Written request
Quote the data below in full, minus the images.
[Start]
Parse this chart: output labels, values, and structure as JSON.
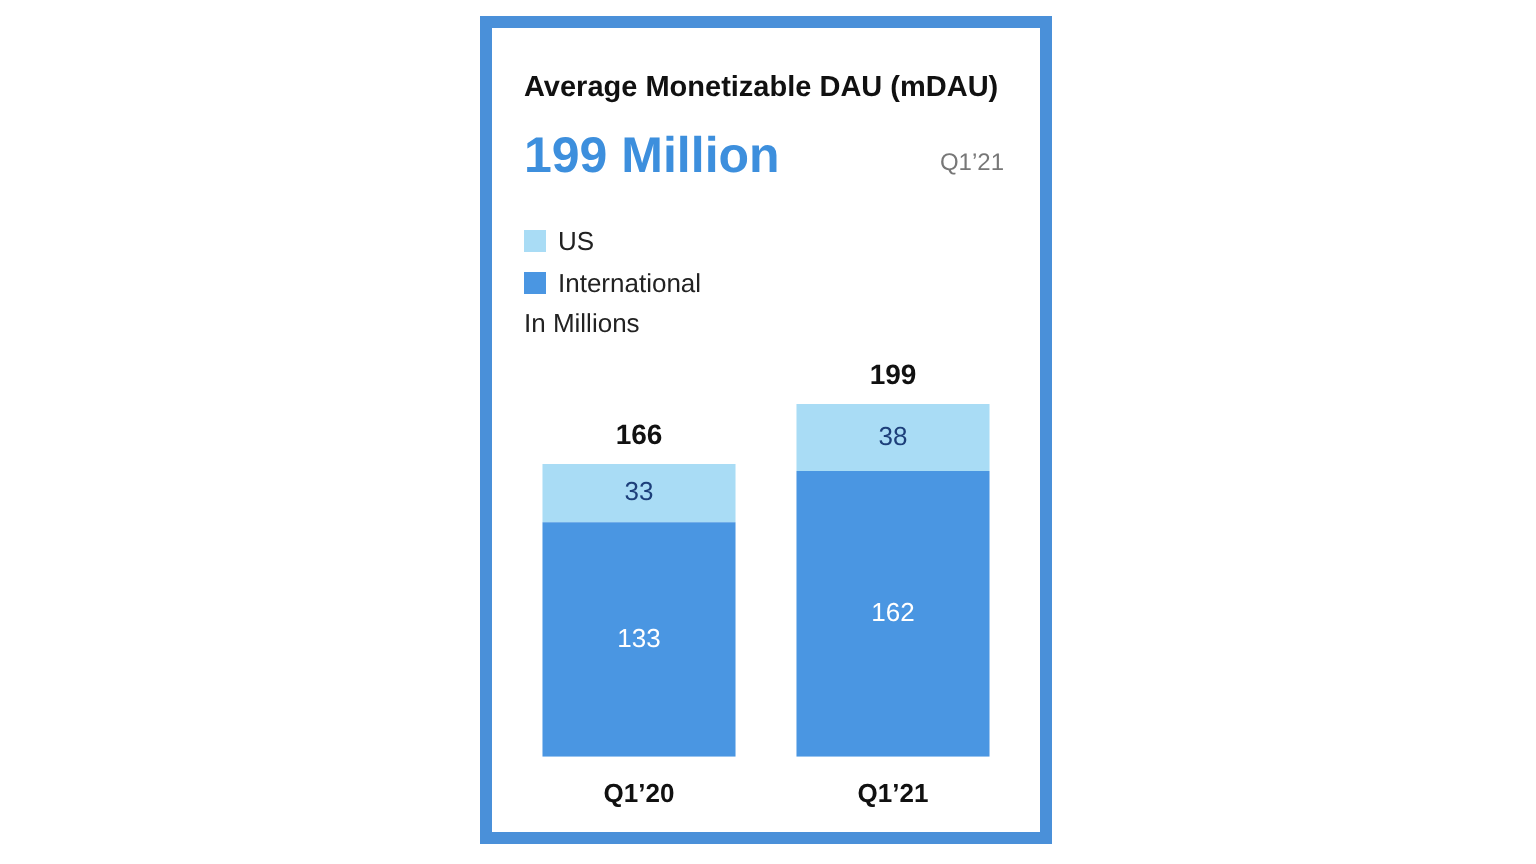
{
  "chart_data": {
    "type": "bar",
    "title": "Average Monetizable DAU (mDAU)",
    "subtitle": "199 Million",
    "annotations": [
      "Q1’21",
      "In Millions"
    ],
    "categories": [
      "Q1’20",
      "Q1’21"
    ],
    "stacked": true,
    "data_labels": true,
    "totals": [
      "166",
      "199"
    ],
    "legend": "top left",
    "series": [
      {
        "name": "International",
        "color": "#4a96e2",
        "values": [
          133,
          162
        ]
      },
      {
        "name": "US",
        "color": "#a9dcf5",
        "values": [
          33,
          38
        ]
      }
    ]
  }
}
[End]
Result
Parse this chart: output labels, values, and structure as JSON.
{
  "chart_data": {
    "type": "bar",
    "title": "Average Monetizable DAU (mDAU)",
    "subtitle": "199 Million",
    "annotations": [
      "Q1’21",
      "In Millions"
    ],
    "categories": [
      "Q1’20",
      "Q1’21"
    ],
    "stacked": true,
    "data_labels": true,
    "totals": [
      "166",
      "199"
    ],
    "legend": "top left",
    "series": [
      {
        "name": "International",
        "color": "#4a96e2",
        "values": [
          133,
          162
        ]
      },
      {
        "name": "US",
        "color": "#a9dcf5",
        "values": [
          33,
          38
        ]
      }
    ]
  }
}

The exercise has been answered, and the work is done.